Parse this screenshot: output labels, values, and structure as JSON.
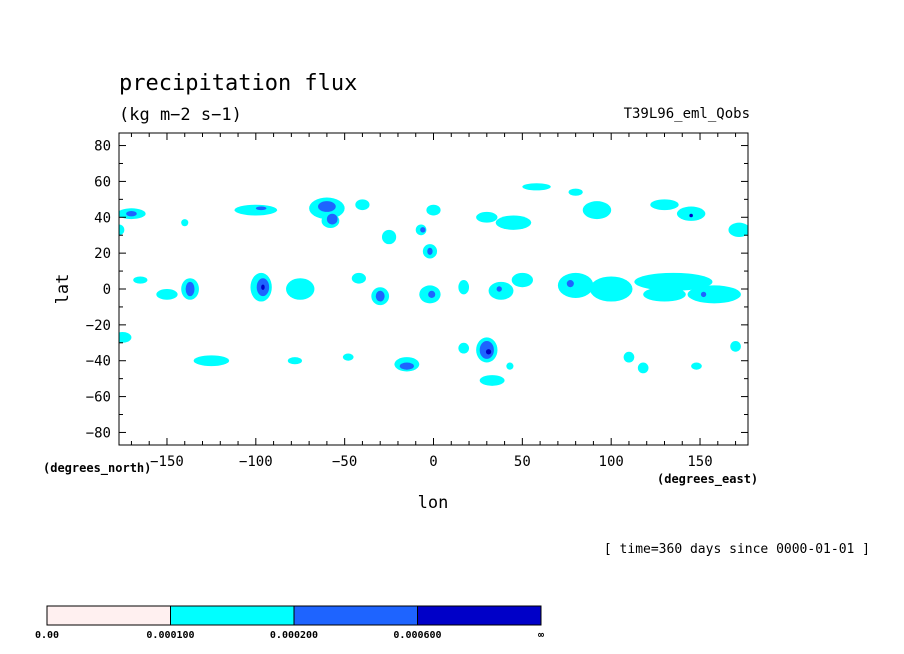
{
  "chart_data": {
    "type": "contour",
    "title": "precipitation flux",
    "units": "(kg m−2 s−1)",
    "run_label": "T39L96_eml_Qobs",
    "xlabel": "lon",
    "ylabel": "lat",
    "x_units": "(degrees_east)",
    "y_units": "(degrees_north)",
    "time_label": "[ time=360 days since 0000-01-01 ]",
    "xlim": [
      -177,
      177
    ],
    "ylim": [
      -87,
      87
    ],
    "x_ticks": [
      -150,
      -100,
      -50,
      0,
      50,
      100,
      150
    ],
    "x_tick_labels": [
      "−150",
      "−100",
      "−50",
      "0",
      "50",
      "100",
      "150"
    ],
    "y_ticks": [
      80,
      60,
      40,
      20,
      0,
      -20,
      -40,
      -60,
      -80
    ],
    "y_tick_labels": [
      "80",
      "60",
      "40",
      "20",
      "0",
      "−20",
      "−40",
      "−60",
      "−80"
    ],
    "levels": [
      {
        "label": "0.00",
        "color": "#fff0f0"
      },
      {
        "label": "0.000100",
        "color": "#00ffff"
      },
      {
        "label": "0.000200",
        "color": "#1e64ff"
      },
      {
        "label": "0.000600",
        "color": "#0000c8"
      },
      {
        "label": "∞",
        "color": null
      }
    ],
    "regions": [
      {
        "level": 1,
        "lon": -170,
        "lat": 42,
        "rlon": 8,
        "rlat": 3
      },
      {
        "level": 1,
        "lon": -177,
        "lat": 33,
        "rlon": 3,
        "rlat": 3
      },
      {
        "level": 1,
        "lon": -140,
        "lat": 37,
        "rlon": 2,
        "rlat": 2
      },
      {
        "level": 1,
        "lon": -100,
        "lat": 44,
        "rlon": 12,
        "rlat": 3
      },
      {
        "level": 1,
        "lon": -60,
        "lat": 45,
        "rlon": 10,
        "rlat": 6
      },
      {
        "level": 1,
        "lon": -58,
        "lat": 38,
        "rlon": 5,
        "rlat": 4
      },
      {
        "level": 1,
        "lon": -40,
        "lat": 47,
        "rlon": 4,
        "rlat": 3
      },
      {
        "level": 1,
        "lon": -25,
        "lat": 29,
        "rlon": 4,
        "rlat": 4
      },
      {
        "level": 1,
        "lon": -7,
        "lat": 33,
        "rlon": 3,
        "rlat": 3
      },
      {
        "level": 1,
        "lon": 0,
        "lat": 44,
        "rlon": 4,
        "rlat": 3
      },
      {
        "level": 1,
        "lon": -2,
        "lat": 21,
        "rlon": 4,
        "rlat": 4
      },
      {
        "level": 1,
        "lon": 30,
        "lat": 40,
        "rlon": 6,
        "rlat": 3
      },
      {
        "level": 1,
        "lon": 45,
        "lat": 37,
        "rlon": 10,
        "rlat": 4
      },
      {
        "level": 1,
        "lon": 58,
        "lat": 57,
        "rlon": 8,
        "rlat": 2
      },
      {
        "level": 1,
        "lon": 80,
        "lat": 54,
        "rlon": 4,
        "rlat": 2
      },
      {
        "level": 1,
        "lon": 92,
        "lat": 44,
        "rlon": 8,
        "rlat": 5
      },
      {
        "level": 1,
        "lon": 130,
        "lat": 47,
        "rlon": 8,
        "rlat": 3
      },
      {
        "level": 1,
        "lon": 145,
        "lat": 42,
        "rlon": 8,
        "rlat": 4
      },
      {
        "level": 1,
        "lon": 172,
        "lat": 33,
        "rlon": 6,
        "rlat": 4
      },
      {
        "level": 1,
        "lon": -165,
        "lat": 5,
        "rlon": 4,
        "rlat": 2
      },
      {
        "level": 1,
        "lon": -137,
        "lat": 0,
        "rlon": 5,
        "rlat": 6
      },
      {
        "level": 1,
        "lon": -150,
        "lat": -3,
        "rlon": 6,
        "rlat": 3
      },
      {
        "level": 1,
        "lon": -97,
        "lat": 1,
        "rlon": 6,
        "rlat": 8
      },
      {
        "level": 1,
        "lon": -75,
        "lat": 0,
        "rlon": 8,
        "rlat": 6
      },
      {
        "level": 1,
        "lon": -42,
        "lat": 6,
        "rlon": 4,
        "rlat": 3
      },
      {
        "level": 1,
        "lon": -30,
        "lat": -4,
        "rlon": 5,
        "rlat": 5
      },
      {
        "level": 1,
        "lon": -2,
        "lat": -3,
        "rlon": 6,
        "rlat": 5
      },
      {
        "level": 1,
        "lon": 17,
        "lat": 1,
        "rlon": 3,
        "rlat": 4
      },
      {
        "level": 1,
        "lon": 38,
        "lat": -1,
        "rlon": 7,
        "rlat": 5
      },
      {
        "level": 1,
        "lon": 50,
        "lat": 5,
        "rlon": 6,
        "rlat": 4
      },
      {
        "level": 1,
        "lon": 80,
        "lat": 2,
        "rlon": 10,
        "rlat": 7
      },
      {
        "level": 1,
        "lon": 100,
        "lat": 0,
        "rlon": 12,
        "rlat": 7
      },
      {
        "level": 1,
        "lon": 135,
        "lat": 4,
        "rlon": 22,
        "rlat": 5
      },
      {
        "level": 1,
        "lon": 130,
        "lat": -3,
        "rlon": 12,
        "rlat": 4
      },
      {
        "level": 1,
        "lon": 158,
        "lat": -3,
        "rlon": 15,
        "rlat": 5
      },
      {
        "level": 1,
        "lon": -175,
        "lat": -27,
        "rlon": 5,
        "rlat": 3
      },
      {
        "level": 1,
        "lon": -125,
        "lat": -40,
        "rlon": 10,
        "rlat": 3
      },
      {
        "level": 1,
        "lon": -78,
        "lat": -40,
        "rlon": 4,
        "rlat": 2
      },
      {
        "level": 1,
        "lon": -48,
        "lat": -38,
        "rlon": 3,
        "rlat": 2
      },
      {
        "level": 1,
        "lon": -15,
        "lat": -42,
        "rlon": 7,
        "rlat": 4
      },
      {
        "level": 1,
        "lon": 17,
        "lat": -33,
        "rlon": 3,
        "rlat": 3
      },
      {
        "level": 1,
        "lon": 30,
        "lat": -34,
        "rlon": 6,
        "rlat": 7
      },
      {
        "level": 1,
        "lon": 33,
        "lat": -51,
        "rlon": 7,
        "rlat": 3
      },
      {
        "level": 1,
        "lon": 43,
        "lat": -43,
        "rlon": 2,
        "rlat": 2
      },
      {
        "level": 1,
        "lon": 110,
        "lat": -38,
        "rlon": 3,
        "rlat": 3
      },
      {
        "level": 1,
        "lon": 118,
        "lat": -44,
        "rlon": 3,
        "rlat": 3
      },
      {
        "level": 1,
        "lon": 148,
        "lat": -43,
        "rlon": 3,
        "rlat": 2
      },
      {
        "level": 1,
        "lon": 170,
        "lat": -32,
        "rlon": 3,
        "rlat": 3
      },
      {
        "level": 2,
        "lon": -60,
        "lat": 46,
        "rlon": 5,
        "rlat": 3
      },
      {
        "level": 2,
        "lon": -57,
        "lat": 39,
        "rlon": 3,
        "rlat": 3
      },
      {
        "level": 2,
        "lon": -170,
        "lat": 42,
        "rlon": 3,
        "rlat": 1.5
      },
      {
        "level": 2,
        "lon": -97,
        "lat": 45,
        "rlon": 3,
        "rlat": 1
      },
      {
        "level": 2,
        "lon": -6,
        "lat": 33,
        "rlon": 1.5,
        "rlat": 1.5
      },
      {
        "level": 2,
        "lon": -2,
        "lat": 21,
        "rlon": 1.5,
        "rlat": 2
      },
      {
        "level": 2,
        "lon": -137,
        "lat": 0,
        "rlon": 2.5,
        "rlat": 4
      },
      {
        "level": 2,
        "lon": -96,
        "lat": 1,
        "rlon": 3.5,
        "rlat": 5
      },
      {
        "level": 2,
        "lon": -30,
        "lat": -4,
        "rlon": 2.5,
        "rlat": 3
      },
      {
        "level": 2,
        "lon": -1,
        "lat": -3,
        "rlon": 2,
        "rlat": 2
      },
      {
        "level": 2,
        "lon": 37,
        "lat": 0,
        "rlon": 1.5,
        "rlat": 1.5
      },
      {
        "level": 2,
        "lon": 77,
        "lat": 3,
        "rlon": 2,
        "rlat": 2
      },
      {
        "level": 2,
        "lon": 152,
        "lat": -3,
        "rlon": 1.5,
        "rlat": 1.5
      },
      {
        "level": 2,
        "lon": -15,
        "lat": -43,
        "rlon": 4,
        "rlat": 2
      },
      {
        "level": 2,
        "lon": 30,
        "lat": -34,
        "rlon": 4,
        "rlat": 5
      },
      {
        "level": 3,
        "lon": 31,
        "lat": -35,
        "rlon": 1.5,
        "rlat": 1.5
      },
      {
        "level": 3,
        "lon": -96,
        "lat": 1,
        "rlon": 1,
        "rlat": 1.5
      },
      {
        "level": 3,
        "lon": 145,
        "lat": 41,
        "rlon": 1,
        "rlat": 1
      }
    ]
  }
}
****
**Work instructions:** Across the material above, how many lines include the string "color"? Only the number is wanted.

**Exercise output:** 5